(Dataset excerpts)
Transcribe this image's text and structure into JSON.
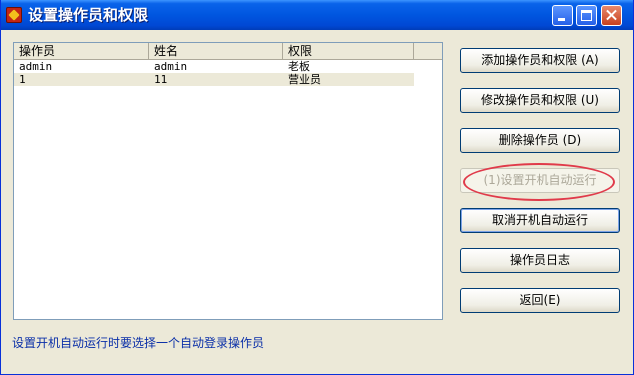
{
  "window": {
    "title": "设置操作员和权限"
  },
  "list": {
    "columns": [
      "操作员",
      "姓名",
      "权限"
    ],
    "rows": [
      [
        "admin",
        "admin",
        "老板"
      ],
      [
        "1",
        "11",
        "营业员"
      ]
    ]
  },
  "buttons": {
    "add": "添加操作员和权限 (A)",
    "modify": "修改操作员和权限 (U)",
    "delete": "删除操作员 (D)",
    "set_autorun": "(1)设置开机自动运行",
    "cancel_autorun": "取消开机自动运行",
    "log": "操作员日志",
    "back": "返回(E)"
  },
  "status_text": "设置开机自动运行时要选择一个自动登录操作员",
  "annotation": {
    "color": "#e03a4a"
  }
}
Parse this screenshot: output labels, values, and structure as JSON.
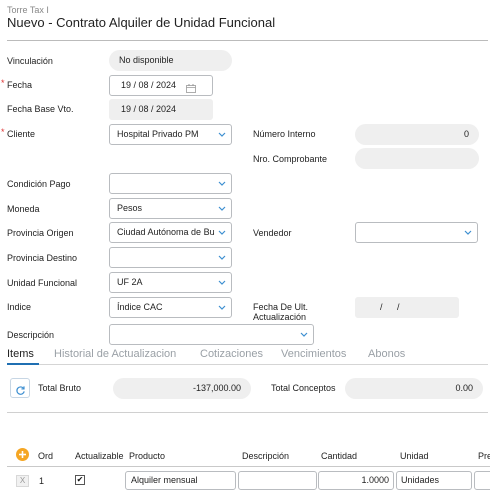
{
  "header": {
    "breadcrumb": "Torre Tax I",
    "title": "Nuevo - Contrato Alquiler de Unidad Funcional"
  },
  "form": {
    "vinculacion": {
      "label": "Vinculación",
      "value": "No disponible"
    },
    "fecha": {
      "label": "Fecha",
      "value": "19 / 08 / 2024"
    },
    "fecha_base": {
      "label": "Fecha Base Vto.",
      "value": "19 / 08 / 2024"
    },
    "cliente": {
      "label": "Cliente",
      "value": "Hospital Privado PM"
    },
    "numero_interno": {
      "label": "Número Interno",
      "value": "0"
    },
    "nro_comprobante": {
      "label": "Nro. Comprobante",
      "value": ""
    },
    "condicion_pago": {
      "label": "Condición Pago",
      "value": ""
    },
    "moneda": {
      "label": "Moneda",
      "value": "Pesos"
    },
    "provincia_origen": {
      "label": "Provincia Origen",
      "value": "Ciudad Autónoma de Bu"
    },
    "vendedor": {
      "label": "Vendedor",
      "value": ""
    },
    "provincia_destino": {
      "label": "Provincia Destino",
      "value": ""
    },
    "unidad_funcional": {
      "label": "Unidad Funcional",
      "value": "UF 2A"
    },
    "indice": {
      "label": "Indice",
      "value": "Índice CAC"
    },
    "fecha_ult_act": {
      "label_line1": "Fecha De Ult.",
      "label_line2": "Actualización",
      "value": "/ /"
    },
    "descripcion": {
      "label": "Descripción",
      "value": ""
    }
  },
  "tabs": [
    "Items",
    "Historial de Actualizacion",
    "Cotizaciones",
    "Vencimientos",
    "Abonos"
  ],
  "totals": {
    "bruto_label": "Total Bruto",
    "bruto_value": "-137,000.00",
    "conceptos_label": "Total Conceptos",
    "conceptos_value": "0.00"
  },
  "table": {
    "headers": [
      "Ord",
      "Actualizable",
      "Producto",
      "Descripción",
      "Cantidad",
      "Unidad",
      "Pre"
    ],
    "rows": [
      {
        "delete": "X",
        "ord": "1",
        "actualizable": "✔",
        "producto": "Alquiler mensual",
        "descripcion": "",
        "cantidad": "1.0000",
        "unidad": "Unidades"
      }
    ]
  },
  "colors": {
    "accent": "#f5a623",
    "tab_active_underline": "#1f6fb2",
    "refresh_icon": "#3d8fd1"
  },
  "icons": {
    "add": "plus-circle-icon",
    "refresh": "refresh-icon",
    "calendar": "calendar-icon",
    "chevron": "chevron-down-icon"
  }
}
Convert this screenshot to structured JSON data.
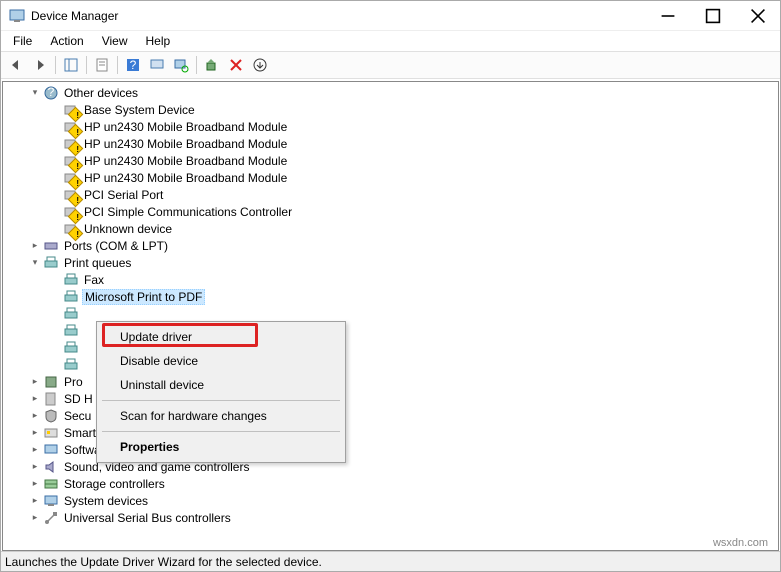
{
  "window": {
    "title": "Device Manager"
  },
  "menubar": {
    "file": "File",
    "action": "Action",
    "view": "View",
    "help": "Help"
  },
  "toolbar_icons": {
    "back": "back-arrow",
    "forward": "forward-arrow",
    "show_hide": "show-hide-console-tree",
    "properties_sheet": "properties-sheet",
    "help": "help",
    "action_center": "action-center",
    "scan": "scan-hardware",
    "update": "update-driver",
    "uninstall": "uninstall-device",
    "enable": "enable-device"
  },
  "tree": {
    "other_devices": {
      "label": "Other devices",
      "children": {
        "base_system": "Base System Device",
        "hp1": "HP un2430 Mobile Broadband Module",
        "hp2": "HP un2430 Mobile Broadband Module",
        "hp3": "HP un2430 Mobile Broadband Module",
        "hp4": "HP un2430 Mobile Broadband Module",
        "pci_serial": "PCI Serial Port",
        "pci_simple": "PCI Simple Communications Controller",
        "unknown": "Unknown device"
      }
    },
    "ports": "Ports (COM & LPT)",
    "print_queues": {
      "label": "Print queues",
      "children": {
        "fax": "Fax",
        "ms_pdf": "Microsoft Print to PDF",
        "hidden1": "",
        "hidden2": "",
        "hidden3": "",
        "hidden4": ""
      }
    },
    "processors": "Pro",
    "sd_host": "SD H",
    "security": "Secu",
    "smartcard": "Smart card readers",
    "software_devices": "Software devices",
    "sound": "Sound, video and game controllers",
    "storage": "Storage controllers",
    "system": "System devices",
    "usb": "Universal Serial Bus controllers"
  },
  "ctx_menu": {
    "update": "Update driver",
    "disable": "Disable device",
    "uninstall": "Uninstall device",
    "scan": "Scan for hardware changes",
    "properties": "Properties"
  },
  "statusbar": {
    "text": "Launches the Update Driver Wizard for the selected device."
  },
  "watermark": "wsxdn.com"
}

Short task: Can you retype every record above exactly, leaving out the pictures?

Task output:
Transcribe this image's text and structure into JSON.
{
  "window": {
    "title": "设置操作员和权限"
  },
  "list": {
    "columns": [
      "操作员",
      "姓名",
      "权限"
    ],
    "rows": [
      [
        "admin",
        "admin",
        "老板"
      ],
      [
        "1",
        "11",
        "营业员"
      ]
    ]
  },
  "buttons": {
    "add": "添加操作员和权限 (A)",
    "modify": "修改操作员和权限 (U)",
    "delete": "删除操作员 (D)",
    "set_autorun": "(1)设置开机自动运行",
    "cancel_autorun": "取消开机自动运行",
    "log": "操作员日志",
    "back": "返回(E)"
  },
  "status_text": "设置开机自动运行时要选择一个自动登录操作员",
  "annotation": {
    "color": "#e03a4a"
  }
}
Parse this screenshot: output labels, values, and structure as JSON.
{
  "header": {
    "breadcrumb": "Torre Tax I",
    "title": "Nuevo - Contrato Alquiler de Unidad Funcional"
  },
  "form": {
    "vinculacion": {
      "label": "Vinculación",
      "value": "No disponible"
    },
    "fecha": {
      "label": "Fecha",
      "value": "19 / 08 / 2024"
    },
    "fecha_base": {
      "label": "Fecha Base Vto.",
      "value": "19 / 08 / 2024"
    },
    "cliente": {
      "label": "Cliente",
      "value": "Hospital Privado PM"
    },
    "numero_interno": {
      "label": "Número Interno",
      "value": "0"
    },
    "nro_comprobante": {
      "label": "Nro. Comprobante",
      "value": ""
    },
    "condicion_pago": {
      "label": "Condición Pago",
      "value": ""
    },
    "moneda": {
      "label": "Moneda",
      "value": "Pesos"
    },
    "provincia_origen": {
      "label": "Provincia Origen",
      "value": "Ciudad Autónoma de Bu"
    },
    "vendedor": {
      "label": "Vendedor",
      "value": ""
    },
    "provincia_destino": {
      "label": "Provincia Destino",
      "value": ""
    },
    "unidad_funcional": {
      "label": "Unidad Funcional",
      "value": "UF 2A"
    },
    "indice": {
      "label": "Indice",
      "value": "Índice CAC"
    },
    "fecha_ult_act": {
      "label_line1": "Fecha De Ult.",
      "label_line2": "Actualización",
      "value": "/ /"
    },
    "descripcion": {
      "label": "Descripción",
      "value": ""
    }
  },
  "tabs": [
    "Items",
    "Historial de Actualizacion",
    "Cotizaciones",
    "Vencimientos",
    "Abonos"
  ],
  "totals": {
    "bruto_label": "Total Bruto",
    "bruto_value": "-137,000.00",
    "conceptos_label": "Total Conceptos",
    "conceptos_value": "0.00"
  },
  "table": {
    "headers": [
      "Ord",
      "Actualizable",
      "Producto",
      "Descripción",
      "Cantidad",
      "Unidad",
      "Pre"
    ],
    "rows": [
      {
        "delete": "X",
        "ord": "1",
        "actualizable": "✔",
        "producto": "Alquiler mensual",
        "descripcion": "",
        "cantidad": "1.0000",
        "unidad": "Unidades"
      }
    ]
  },
  "colors": {
    "accent": "#f5a623",
    "tab_active_underline": "#1f6fb2",
    "refresh_icon": "#3d8fd1"
  },
  "icons": {
    "add": "plus-circle-icon",
    "refresh": "refresh-icon",
    "calendar": "calendar-icon",
    "chevron": "chevron-down-icon"
  }
}
Convert this screenshot to structured JSON data.
{
  "window": {
    "title": "Device Manager"
  },
  "menubar": {
    "file": "File",
    "action": "Action",
    "view": "View",
    "help": "Help"
  },
  "toolbar_icons": {
    "back": "back-arrow",
    "forward": "forward-arrow",
    "show_hide": "show-hide-console-tree",
    "properties_sheet": "properties-sheet",
    "help": "help",
    "action_center": "action-center",
    "scan": "scan-hardware",
    "update": "update-driver",
    "uninstall": "uninstall-device",
    "enable": "enable-device"
  },
  "tree": {
    "other_devices": {
      "label": "Other devices",
      "children": {
        "base_system": "Base System Device",
        "hp1": "HP un2430 Mobile Broadband Module",
        "hp2": "HP un2430 Mobile Broadband Module",
        "hp3": "HP un2430 Mobile Broadband Module",
        "hp4": "HP un2430 Mobile Broadband Module",
        "pci_serial": "PCI Serial Port",
        "pci_simple": "PCI Simple Communications Controller",
        "unknown": "Unknown device"
      }
    },
    "ports": "Ports (COM & LPT)",
    "print_queues": {
      "label": "Print queues",
      "children": {
        "fax": "Fax",
        "ms_pdf": "Microsoft Print to PDF",
        "hidden1": "",
        "hidden2": "",
        "hidden3": "",
        "hidden4": ""
      }
    },
    "processors": "Pro",
    "sd_host": "SD H",
    "security": "Secu",
    "smartcard": "Smart card readers",
    "software_devices": "Software devices",
    "sound": "Sound, video and game controllers",
    "storage": "Storage controllers",
    "system": "System devices",
    "usb": "Universal Serial Bus controllers"
  },
  "ctx_menu": {
    "update": "Update driver",
    "disable": "Disable device",
    "uninstall": "Uninstall device",
    "scan": "Scan for hardware changes",
    "properties": "Properties"
  },
  "statusbar": {
    "text": "Launches the Update Driver Wizard for the selected device."
  },
  "watermark": "wsxdn.com"
}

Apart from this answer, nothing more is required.